What this task involves: Pick out each line of the records that includes the string "could", and copy it.

Records excerpted from a collection
☆ ☆ ☆ ☆ ☆

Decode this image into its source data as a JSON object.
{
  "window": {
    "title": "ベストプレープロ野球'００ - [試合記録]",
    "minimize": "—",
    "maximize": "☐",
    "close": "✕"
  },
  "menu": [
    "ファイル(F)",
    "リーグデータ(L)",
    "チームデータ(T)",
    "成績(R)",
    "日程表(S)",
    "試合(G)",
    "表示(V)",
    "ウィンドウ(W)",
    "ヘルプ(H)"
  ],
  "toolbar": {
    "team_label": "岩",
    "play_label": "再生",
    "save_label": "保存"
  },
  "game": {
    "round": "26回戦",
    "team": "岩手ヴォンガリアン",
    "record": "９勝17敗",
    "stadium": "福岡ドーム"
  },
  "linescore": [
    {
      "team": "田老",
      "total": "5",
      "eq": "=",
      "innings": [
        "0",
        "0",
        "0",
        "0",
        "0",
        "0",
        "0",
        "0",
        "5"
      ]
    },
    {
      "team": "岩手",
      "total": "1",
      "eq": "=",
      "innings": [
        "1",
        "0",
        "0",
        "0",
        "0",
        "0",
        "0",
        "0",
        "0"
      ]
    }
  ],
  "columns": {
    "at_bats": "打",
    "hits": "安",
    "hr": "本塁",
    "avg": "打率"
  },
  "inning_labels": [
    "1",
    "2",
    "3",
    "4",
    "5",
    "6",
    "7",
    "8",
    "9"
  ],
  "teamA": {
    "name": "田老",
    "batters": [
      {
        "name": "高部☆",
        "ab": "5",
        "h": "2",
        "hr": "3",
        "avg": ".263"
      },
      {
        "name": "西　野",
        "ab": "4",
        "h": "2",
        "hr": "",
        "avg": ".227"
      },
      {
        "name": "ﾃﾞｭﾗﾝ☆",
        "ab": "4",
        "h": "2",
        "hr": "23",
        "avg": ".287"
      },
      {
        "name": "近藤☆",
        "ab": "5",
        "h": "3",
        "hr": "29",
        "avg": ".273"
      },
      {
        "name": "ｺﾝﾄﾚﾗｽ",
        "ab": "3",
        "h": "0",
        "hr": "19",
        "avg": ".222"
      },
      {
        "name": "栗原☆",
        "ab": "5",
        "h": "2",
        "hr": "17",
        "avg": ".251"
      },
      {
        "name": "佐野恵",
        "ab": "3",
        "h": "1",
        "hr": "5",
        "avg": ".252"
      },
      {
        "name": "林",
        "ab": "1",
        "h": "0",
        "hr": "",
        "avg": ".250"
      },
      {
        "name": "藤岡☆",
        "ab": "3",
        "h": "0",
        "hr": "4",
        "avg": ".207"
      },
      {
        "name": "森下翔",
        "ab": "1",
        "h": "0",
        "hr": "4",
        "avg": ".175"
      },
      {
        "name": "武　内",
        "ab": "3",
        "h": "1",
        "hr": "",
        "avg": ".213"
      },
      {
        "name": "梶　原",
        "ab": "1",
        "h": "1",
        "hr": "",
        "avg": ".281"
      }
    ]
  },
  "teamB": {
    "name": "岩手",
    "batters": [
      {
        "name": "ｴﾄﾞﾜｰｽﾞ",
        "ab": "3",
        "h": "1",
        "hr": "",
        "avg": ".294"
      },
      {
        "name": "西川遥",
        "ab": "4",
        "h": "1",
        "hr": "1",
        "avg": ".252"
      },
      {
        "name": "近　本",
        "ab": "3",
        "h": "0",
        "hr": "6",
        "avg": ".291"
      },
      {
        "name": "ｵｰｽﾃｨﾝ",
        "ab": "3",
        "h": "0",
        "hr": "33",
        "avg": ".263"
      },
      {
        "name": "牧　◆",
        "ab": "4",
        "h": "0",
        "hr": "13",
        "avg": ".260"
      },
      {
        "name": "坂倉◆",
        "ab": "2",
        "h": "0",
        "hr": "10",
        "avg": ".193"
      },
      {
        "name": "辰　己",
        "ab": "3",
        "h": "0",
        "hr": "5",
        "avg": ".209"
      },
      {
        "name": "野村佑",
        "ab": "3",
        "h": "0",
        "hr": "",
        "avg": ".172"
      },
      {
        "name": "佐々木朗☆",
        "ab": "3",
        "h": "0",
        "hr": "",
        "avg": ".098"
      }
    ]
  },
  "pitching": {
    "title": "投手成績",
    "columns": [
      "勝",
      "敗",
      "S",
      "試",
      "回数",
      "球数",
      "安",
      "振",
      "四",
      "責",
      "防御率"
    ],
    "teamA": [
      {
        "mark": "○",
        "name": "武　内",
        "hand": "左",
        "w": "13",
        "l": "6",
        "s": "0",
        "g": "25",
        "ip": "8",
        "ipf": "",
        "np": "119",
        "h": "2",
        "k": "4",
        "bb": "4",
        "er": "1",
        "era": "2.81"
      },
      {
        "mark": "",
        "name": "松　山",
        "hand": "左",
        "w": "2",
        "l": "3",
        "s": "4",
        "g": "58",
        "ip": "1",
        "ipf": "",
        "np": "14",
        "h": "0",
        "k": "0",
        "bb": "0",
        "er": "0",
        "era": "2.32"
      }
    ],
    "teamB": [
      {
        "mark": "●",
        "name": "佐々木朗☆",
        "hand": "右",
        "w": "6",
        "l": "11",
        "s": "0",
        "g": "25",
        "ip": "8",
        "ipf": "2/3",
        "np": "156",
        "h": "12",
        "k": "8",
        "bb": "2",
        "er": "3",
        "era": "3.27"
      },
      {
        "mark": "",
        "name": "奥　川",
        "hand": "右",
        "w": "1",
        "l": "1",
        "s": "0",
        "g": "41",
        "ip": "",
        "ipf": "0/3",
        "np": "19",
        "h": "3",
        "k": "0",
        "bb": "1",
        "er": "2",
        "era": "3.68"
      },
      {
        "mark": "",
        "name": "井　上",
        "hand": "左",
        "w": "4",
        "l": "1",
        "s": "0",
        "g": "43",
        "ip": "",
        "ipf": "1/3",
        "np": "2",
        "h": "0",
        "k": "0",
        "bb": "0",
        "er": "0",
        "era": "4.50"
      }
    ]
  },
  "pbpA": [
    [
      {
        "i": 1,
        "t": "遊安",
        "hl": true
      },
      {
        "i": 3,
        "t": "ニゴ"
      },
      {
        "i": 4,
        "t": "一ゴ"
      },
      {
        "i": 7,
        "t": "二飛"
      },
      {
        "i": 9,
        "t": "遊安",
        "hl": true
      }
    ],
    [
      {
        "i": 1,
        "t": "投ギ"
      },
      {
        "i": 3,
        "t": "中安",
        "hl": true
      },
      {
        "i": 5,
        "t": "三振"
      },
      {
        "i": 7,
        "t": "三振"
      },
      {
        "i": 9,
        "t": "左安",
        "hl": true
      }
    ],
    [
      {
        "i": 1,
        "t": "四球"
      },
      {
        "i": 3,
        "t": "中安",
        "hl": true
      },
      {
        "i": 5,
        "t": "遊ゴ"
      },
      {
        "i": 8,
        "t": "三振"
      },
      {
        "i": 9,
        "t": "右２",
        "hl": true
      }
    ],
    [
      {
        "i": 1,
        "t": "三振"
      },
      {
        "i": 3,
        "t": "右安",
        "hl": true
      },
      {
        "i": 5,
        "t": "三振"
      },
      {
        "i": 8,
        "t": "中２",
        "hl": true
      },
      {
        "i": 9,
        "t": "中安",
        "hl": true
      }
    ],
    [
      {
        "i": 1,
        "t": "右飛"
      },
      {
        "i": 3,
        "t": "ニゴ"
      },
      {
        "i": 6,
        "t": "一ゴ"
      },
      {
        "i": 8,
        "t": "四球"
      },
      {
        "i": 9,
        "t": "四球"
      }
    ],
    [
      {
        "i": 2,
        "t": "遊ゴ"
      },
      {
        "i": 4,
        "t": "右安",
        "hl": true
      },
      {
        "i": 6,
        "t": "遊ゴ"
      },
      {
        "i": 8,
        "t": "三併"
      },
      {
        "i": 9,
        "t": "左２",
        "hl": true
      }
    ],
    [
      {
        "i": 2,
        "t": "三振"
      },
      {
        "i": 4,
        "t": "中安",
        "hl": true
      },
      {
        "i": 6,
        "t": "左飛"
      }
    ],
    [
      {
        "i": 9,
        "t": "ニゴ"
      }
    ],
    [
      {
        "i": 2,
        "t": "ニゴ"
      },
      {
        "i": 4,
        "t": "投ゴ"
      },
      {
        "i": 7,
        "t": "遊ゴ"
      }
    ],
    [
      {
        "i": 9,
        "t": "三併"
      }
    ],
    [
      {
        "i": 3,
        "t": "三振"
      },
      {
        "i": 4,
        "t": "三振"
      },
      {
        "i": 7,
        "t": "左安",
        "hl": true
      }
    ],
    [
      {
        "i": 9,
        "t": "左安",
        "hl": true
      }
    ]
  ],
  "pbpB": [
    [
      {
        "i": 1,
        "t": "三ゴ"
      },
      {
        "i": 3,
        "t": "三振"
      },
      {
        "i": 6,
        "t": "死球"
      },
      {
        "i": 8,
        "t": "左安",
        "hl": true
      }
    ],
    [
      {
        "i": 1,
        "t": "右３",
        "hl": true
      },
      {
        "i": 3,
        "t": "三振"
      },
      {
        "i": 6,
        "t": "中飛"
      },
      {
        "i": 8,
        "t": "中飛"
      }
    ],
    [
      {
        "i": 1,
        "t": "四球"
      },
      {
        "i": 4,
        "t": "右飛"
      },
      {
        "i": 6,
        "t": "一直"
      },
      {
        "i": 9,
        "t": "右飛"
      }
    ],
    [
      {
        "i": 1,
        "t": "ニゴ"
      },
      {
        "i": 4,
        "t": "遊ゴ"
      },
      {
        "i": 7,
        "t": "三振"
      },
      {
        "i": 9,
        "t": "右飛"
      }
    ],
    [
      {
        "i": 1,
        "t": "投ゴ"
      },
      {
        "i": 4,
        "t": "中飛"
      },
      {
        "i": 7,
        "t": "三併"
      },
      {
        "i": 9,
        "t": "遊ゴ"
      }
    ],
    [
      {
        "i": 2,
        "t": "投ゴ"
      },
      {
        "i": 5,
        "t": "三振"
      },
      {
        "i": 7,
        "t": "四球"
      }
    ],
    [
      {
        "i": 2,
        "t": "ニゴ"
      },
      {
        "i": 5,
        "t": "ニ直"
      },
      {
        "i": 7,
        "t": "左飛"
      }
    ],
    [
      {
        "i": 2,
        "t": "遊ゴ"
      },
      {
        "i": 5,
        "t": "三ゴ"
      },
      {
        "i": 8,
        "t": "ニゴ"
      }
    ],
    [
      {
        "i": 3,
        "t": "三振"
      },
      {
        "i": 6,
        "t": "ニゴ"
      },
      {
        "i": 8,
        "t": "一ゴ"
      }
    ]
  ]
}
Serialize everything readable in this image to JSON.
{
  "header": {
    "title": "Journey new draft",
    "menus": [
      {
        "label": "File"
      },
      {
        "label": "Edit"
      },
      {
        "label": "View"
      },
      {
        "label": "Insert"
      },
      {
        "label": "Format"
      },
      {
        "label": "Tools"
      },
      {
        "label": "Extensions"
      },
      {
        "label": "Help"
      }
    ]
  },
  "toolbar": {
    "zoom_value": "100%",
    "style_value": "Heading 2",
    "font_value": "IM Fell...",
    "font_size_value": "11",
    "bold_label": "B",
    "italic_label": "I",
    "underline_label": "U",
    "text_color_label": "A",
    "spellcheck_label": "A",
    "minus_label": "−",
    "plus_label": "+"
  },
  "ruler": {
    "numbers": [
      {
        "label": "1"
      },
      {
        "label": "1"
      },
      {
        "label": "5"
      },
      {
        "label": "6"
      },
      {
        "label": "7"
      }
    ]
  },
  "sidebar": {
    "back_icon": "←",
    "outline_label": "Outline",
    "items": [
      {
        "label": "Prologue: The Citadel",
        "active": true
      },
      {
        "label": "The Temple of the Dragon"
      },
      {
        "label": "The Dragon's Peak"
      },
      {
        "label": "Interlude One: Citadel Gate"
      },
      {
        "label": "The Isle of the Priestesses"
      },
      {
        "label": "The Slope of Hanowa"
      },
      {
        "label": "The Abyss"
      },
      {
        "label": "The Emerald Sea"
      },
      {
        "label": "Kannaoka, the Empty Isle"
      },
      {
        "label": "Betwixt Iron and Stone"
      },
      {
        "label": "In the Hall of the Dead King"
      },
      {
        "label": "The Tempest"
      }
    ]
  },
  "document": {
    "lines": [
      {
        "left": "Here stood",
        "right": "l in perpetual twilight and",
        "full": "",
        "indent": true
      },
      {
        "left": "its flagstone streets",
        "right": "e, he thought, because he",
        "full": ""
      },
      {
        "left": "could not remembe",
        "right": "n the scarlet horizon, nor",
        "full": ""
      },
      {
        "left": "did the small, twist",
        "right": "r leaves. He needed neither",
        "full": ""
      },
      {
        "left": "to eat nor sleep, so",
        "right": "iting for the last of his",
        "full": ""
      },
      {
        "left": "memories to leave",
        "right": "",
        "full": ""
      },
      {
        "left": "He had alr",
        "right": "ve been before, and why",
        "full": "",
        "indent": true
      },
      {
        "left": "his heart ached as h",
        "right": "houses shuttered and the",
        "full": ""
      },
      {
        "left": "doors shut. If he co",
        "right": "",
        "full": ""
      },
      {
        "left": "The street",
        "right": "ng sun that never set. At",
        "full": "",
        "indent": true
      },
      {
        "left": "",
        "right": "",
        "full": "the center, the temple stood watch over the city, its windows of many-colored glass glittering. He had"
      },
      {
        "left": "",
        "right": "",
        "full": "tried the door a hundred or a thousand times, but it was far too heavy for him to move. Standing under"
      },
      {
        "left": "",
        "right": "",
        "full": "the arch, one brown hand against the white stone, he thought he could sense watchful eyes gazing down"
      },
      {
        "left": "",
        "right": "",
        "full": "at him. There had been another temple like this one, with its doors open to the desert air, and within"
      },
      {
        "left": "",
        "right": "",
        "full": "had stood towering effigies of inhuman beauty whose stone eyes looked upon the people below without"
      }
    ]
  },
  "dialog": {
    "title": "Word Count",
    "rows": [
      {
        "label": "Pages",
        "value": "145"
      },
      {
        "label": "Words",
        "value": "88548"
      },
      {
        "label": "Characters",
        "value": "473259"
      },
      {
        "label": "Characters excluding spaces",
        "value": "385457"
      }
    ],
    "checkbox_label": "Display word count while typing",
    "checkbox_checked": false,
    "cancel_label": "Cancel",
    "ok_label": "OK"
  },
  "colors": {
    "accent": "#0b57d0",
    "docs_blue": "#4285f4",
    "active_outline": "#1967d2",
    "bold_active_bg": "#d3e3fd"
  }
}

☆ ☆ ☆ ☆ ☆

Expected answer:
        "left": "could not remembe",
        "full": "the arch, one brown hand against the white stone, he thought he could sense watchful eyes gazing down"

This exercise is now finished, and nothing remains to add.